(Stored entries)
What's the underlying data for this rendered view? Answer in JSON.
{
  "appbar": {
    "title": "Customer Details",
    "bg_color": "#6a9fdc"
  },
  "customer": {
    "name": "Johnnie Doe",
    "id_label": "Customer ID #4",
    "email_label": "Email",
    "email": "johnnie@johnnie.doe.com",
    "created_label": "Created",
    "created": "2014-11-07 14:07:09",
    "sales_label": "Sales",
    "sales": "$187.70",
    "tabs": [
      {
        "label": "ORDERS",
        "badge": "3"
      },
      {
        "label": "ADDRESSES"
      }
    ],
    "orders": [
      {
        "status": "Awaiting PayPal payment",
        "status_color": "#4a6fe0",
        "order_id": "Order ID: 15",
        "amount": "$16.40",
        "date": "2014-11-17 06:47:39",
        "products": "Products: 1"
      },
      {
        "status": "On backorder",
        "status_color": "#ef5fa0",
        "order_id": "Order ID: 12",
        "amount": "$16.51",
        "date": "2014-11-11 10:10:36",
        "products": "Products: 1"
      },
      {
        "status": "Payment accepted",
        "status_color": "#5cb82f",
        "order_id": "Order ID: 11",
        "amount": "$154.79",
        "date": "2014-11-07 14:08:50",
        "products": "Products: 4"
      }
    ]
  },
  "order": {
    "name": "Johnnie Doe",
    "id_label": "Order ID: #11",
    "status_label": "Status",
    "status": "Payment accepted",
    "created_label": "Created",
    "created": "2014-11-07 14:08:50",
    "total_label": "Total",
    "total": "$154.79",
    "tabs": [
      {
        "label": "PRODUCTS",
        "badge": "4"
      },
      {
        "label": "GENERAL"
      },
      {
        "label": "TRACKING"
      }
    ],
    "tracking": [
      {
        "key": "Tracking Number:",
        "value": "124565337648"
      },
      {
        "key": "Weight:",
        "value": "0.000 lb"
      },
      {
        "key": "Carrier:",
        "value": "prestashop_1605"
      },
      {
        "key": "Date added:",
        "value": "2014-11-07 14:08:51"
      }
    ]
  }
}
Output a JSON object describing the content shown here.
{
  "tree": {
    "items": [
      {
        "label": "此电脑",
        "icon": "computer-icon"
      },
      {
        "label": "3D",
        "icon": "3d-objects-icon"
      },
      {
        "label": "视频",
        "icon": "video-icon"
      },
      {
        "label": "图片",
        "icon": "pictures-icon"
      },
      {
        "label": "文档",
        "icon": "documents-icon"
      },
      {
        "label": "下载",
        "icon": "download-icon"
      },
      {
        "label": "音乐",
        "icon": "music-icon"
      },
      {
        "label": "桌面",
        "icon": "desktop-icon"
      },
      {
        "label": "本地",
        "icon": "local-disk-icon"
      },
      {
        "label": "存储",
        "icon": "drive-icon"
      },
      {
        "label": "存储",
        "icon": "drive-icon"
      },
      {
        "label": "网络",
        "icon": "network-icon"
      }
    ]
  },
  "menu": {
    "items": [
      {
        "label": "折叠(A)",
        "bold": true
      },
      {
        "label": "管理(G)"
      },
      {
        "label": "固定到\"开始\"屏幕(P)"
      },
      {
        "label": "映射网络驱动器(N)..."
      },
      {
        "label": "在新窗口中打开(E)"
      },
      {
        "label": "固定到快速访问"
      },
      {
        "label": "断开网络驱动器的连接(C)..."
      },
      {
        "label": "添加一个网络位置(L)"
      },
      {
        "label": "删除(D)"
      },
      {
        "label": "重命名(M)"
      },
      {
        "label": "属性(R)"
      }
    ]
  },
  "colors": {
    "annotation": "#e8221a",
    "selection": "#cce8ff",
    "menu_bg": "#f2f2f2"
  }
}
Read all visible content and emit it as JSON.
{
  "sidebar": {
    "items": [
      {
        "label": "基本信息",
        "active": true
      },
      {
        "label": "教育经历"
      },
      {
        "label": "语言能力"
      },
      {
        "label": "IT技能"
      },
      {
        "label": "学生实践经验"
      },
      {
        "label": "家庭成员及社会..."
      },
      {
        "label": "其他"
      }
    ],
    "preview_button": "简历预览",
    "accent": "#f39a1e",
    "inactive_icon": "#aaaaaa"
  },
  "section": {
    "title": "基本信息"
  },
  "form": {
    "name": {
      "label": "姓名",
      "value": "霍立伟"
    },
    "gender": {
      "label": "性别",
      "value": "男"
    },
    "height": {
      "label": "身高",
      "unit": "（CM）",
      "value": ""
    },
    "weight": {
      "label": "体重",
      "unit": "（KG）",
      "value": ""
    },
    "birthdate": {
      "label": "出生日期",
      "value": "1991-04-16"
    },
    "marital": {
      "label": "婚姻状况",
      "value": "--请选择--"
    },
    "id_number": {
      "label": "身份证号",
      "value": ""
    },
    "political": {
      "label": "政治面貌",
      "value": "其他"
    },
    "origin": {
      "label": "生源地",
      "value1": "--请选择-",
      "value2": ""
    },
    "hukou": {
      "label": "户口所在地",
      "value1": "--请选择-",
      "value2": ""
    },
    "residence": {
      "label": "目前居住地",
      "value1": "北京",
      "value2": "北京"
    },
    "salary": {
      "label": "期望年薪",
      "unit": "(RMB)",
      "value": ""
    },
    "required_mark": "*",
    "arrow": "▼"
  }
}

- _TASK STATEMENT_
Identify the lines in the records above that contain the word "content", then state how many there are and nothing more.

- _EXPECTED ANSWER_
2